> AIM
What follows are records. Restate all of them word for word.

········

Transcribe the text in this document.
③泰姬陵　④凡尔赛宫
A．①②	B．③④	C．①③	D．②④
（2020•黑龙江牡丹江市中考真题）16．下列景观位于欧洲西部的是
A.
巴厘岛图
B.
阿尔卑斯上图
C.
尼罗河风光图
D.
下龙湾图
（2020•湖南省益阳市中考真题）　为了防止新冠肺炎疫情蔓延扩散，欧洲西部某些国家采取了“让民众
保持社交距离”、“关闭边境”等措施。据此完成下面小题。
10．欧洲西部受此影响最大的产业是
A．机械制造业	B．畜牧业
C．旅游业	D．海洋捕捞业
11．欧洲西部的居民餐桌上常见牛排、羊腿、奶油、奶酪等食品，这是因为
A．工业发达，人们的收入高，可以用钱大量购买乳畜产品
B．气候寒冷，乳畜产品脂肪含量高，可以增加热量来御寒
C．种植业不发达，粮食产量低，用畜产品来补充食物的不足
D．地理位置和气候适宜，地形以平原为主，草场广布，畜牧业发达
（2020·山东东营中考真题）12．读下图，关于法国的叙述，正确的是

········

> ANSWER TO THIS PROBLEM
Transcribe the text in this document.
③泰姬陵　④凡尔赛宫
A．①②	B．③④	C．①③	D．②④
（2020•黑龙江牡丹江市中考真题）16．下列景观位于欧洲西部的是
A.
巴厘岛图
B.
阿尔卑斯上图
C.
尼罗河风光图
D.
下龙湾图
（2020•湖南省益阳市中考真题）　为了防止新冠肺炎疫情蔓延扩散，欧洲西部某些国家采取了“让民众
保持社交距离”、“关闭边境”等措施。据此完成下面小题。
10．欧洲西部受此影响最大的产业是
A．机械制造业	B．畜牧业
C．旅游业	D．海洋捕捞业
11．欧洲西部的居民餐桌上常见牛排、羊腿、奶油、奶酪等食品，这是因为
A．工业发达，人们的收入高，可以用钱大量购买乳畜产品
B．气候寒冷，乳畜产品脂肪含量高，可以增加热量来御寒
C．种植业不发达，粮食产量低，用畜产品来补充食物的不足
D．地理位置和气候适宜，地形以平原为主，草场广布，畜牧业发达
（2020·山东东营中考真题）12．读下图，关于法国的叙述，正确的是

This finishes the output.